• [To do]: Exclude the pictures and reproduce the remaining data exactly as written.

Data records
[start]

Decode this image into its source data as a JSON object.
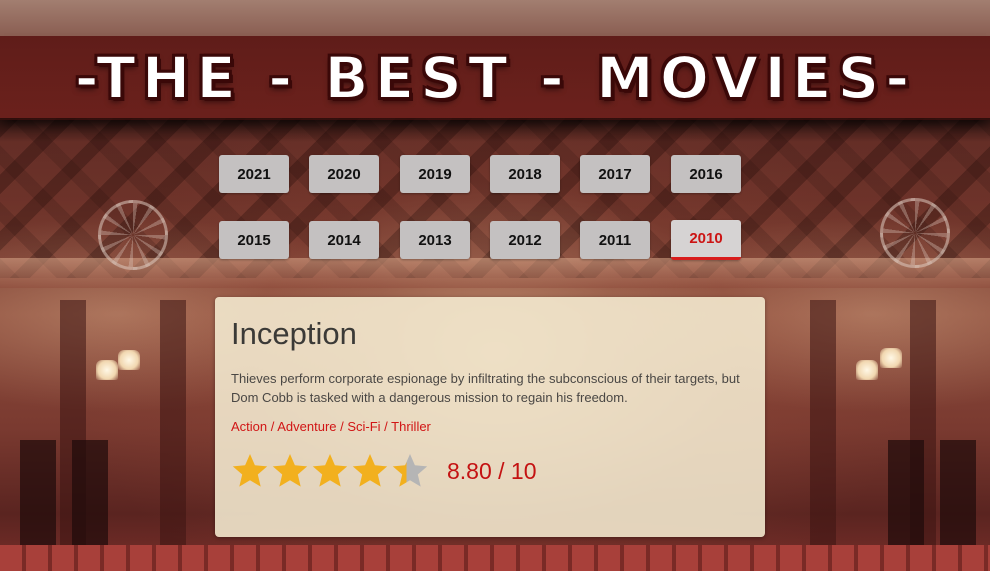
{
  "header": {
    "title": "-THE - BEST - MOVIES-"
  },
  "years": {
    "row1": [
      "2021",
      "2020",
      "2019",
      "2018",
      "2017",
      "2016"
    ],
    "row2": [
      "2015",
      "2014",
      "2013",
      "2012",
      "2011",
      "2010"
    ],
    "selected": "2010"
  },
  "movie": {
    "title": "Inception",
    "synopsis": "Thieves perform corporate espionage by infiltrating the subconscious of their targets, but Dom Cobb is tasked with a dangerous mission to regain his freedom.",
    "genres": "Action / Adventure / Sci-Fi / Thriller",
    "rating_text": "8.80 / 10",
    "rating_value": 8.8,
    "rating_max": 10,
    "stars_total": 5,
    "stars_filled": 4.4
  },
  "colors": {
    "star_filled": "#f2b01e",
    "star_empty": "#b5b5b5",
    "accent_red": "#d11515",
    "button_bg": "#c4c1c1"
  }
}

[end]

• [The response]:
Decode this image into its source data as a JSON object.
{
  "header": {
    "title": "-THE - BEST - MOVIES-"
  },
  "years": {
    "row1": [
      "2021",
      "2020",
      "2019",
      "2018",
      "2017",
      "2016"
    ],
    "row2": [
      "2015",
      "2014",
      "2013",
      "2012",
      "2011",
      "2010"
    ],
    "selected": "2010"
  },
  "movie": {
    "title": "Inception",
    "synopsis": "Thieves perform corporate espionage by infiltrating the subconscious of their targets, but Dom Cobb is tasked with a dangerous mission to regain his freedom.",
    "genres": "Action / Adventure / Sci-Fi / Thriller",
    "rating_text": "8.80 / 10",
    "rating_value": 8.8,
    "rating_max": 10,
    "stars_total": 5,
    "stars_filled": 4.4
  },
  "colors": {
    "star_filled": "#f2b01e",
    "star_empty": "#b5b5b5",
    "accent_red": "#d11515",
    "button_bg": "#c4c1c1"
  }
}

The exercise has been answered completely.